● **RECORD SET**
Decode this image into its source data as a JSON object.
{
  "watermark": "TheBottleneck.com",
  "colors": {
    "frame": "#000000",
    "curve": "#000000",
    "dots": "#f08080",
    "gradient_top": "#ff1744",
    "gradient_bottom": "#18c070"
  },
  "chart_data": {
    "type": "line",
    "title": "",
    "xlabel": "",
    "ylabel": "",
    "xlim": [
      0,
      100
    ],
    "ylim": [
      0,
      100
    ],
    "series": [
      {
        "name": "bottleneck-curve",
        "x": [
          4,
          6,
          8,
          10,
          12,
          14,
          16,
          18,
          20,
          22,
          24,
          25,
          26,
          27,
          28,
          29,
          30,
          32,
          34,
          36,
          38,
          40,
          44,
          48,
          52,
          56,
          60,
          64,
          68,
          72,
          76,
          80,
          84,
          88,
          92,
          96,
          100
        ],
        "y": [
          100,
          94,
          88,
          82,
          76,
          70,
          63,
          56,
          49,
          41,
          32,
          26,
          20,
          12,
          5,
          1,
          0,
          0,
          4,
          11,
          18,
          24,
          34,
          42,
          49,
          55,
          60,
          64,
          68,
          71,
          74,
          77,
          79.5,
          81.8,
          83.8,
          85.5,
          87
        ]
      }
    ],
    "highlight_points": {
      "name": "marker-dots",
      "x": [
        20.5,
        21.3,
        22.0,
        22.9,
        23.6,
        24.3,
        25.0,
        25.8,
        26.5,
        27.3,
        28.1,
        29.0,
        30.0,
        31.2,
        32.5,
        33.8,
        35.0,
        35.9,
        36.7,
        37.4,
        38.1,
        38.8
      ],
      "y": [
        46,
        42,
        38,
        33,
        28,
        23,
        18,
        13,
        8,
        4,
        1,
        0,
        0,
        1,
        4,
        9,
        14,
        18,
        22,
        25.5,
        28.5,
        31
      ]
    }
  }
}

● **THE EXERCISE**
Transcribe the records above exactly as they appear.

● **WRITTEN RESPONSE**
Decode this image into its source data as a JSON object.
{
  "watermark": "TheBottleneck.com",
  "colors": {
    "frame": "#000000",
    "curve": "#000000",
    "dots": "#f08080",
    "gradient_top": "#ff1744",
    "gradient_bottom": "#18c070"
  },
  "chart_data": {
    "type": "line",
    "title": "",
    "xlabel": "",
    "ylabel": "",
    "xlim": [
      0,
      100
    ],
    "ylim": [
      0,
      100
    ],
    "series": [
      {
        "name": "bottleneck-curve",
        "x": [
          4,
          6,
          8,
          10,
          12,
          14,
          16,
          18,
          20,
          22,
          24,
          25,
          26,
          27,
          28,
          29,
          30,
          32,
          34,
          36,
          38,
          40,
          44,
          48,
          52,
          56,
          60,
          64,
          68,
          72,
          76,
          80,
          84,
          88,
          92,
          96,
          100
        ],
        "y": [
          100,
          94,
          88,
          82,
          76,
          70,
          63,
          56,
          49,
          41,
          32,
          26,
          20,
          12,
          5,
          1,
          0,
          0,
          4,
          11,
          18,
          24,
          34,
          42,
          49,
          55,
          60,
          64,
          68,
          71,
          74,
          77,
          79.5,
          81.8,
          83.8,
          85.5,
          87
        ]
      }
    ],
    "highlight_points": {
      "name": "marker-dots",
      "x": [
        20.5,
        21.3,
        22.0,
        22.9,
        23.6,
        24.3,
        25.0,
        25.8,
        26.5,
        27.3,
        28.1,
        29.0,
        30.0,
        31.2,
        32.5,
        33.8,
        35.0,
        35.9,
        36.7,
        37.4,
        38.1,
        38.8
      ],
      "y": [
        46,
        42,
        38,
        33,
        28,
        23,
        18,
        13,
        8,
        4,
        1,
        0,
        0,
        1,
        4,
        9,
        14,
        18,
        22,
        25.5,
        28.5,
        31
      ]
    }
  }
}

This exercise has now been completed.